▼

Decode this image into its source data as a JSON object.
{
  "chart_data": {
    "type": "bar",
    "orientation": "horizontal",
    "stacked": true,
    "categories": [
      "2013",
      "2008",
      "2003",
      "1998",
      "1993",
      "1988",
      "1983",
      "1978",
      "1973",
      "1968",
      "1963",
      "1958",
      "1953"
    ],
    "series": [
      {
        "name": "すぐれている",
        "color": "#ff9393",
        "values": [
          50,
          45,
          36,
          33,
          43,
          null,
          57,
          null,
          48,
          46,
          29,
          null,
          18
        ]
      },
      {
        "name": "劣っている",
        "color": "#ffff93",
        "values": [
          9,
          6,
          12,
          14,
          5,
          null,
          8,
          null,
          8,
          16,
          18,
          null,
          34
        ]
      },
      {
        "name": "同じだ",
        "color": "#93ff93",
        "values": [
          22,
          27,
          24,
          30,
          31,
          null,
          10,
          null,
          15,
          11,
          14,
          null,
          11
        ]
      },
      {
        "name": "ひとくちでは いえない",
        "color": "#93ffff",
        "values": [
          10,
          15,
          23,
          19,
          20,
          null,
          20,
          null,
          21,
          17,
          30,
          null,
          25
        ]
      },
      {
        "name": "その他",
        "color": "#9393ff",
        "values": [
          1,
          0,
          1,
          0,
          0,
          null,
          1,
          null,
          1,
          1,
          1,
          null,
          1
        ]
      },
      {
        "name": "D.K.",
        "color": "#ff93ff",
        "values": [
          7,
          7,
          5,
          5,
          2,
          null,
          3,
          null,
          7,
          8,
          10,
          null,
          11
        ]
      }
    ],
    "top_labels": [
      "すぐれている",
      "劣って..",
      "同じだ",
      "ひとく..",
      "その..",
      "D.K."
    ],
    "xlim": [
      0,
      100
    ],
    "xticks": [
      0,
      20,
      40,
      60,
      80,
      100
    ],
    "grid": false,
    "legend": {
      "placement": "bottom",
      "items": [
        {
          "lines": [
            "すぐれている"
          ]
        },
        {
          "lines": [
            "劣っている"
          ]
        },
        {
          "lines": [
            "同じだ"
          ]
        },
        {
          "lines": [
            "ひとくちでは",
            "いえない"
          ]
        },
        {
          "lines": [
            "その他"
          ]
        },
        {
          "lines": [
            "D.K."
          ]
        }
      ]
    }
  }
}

▲

*Task to complete:*
Output every record above exactly as it appears.

*Solution:*
Decode this image into its source data as a JSON object.
{
  "chart_data": {
    "type": "bar",
    "orientation": "horizontal",
    "stacked": true,
    "categories": [
      "2013",
      "2008",
      "2003",
      "1998",
      "1993",
      "1988",
      "1983",
      "1978",
      "1973",
      "1968",
      "1963",
      "1958",
      "1953"
    ],
    "series": [
      {
        "name": "すぐれている",
        "color": "#ff9393",
        "values": [
          50,
          45,
          36,
          33,
          43,
          null,
          57,
          null,
          48,
          46,
          29,
          null,
          18
        ]
      },
      {
        "name": "劣っている",
        "color": "#ffff93",
        "values": [
          9,
          6,
          12,
          14,
          5,
          null,
          8,
          null,
          8,
          16,
          18,
          null,
          34
        ]
      },
      {
        "name": "同じだ",
        "color": "#93ff93",
        "values": [
          22,
          27,
          24,
          30,
          31,
          null,
          10,
          null,
          15,
          11,
          14,
          null,
          11
        ]
      },
      {
        "name": "ひとくちでは いえない",
        "color": "#93ffff",
        "values": [
          10,
          15,
          23,
          19,
          20,
          null,
          20,
          null,
          21,
          17,
          30,
          null,
          25
        ]
      },
      {
        "name": "その他",
        "color": "#9393ff",
        "values": [
          1,
          0,
          1,
          0,
          0,
          null,
          1,
          null,
          1,
          1,
          1,
          null,
          1
        ]
      },
      {
        "name": "D.K.",
        "color": "#ff93ff",
        "values": [
          7,
          7,
          5,
          5,
          2,
          null,
          3,
          null,
          7,
          8,
          10,
          null,
          11
        ]
      }
    ],
    "top_labels": [
      "すぐれている",
      "劣って..",
      "同じだ",
      "ひとく..",
      "その..",
      "D.K."
    ],
    "xlim": [
      0,
      100
    ],
    "xticks": [
      0,
      20,
      40,
      60,
      80,
      100
    ],
    "grid": false,
    "legend": {
      "placement": "bottom",
      "items": [
        {
          "lines": [
            "すぐれている"
          ]
        },
        {
          "lines": [
            "劣っている"
          ]
        },
        {
          "lines": [
            "同じだ"
          ]
        },
        {
          "lines": [
            "ひとくちでは",
            "いえない"
          ]
        },
        {
          "lines": [
            "その他"
          ]
        },
        {
          "lines": [
            "D.K."
          ]
        }
      ]
    }
  }
}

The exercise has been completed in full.